### Material for this exercise ###
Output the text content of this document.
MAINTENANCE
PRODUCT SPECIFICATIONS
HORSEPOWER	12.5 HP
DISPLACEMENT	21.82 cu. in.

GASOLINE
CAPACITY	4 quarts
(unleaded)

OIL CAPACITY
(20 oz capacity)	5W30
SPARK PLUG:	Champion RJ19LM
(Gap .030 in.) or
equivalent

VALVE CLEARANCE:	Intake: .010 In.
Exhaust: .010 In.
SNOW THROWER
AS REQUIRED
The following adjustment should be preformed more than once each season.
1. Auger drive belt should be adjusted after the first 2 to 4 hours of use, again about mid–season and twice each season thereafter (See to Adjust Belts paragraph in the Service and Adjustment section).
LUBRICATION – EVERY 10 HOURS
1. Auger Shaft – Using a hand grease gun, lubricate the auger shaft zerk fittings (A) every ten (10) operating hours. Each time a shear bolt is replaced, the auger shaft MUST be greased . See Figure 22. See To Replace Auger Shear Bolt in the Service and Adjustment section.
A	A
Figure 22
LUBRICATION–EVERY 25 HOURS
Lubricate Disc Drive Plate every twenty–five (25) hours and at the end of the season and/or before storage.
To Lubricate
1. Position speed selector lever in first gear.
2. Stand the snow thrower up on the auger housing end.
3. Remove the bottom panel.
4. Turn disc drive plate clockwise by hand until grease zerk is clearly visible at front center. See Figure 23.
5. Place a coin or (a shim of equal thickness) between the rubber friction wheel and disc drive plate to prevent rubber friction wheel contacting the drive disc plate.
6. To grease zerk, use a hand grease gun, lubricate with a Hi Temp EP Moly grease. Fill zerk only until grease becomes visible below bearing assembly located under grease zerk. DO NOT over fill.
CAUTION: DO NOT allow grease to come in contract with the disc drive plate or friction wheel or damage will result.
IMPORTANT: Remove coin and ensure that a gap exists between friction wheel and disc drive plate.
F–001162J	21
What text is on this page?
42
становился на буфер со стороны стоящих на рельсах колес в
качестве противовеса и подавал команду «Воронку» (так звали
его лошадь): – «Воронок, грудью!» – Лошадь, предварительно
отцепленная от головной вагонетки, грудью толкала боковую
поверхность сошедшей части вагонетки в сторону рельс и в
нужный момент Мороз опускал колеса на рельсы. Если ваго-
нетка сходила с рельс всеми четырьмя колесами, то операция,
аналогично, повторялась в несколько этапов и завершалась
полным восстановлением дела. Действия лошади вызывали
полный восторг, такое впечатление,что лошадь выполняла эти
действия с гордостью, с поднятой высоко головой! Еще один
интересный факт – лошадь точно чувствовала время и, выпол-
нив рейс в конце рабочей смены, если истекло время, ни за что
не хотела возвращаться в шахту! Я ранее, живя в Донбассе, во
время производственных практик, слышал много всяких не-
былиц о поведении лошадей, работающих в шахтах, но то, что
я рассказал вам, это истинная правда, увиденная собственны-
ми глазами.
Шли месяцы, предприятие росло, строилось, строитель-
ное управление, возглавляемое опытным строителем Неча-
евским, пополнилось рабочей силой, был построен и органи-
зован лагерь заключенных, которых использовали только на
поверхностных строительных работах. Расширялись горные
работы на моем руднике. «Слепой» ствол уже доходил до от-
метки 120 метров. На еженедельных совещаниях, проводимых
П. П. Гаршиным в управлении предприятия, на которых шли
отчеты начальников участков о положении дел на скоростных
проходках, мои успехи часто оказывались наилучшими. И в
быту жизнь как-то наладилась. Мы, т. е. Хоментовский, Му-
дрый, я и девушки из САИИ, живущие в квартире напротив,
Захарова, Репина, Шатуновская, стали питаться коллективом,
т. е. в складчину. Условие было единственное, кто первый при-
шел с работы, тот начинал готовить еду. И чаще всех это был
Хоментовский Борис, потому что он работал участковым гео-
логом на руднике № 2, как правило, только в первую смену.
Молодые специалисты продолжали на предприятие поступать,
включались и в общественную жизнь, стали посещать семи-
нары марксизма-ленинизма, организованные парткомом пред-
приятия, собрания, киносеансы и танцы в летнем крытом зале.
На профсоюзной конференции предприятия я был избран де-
###
• [Exercise aim]: Search the entries for the word "Remove" and pick out every line that holds it.

• [Answer in full]:
3. Remove the bottom panel.
IMPORTANT: Remove coin and ensure that a gap exists between friction wheel and disc drive plate.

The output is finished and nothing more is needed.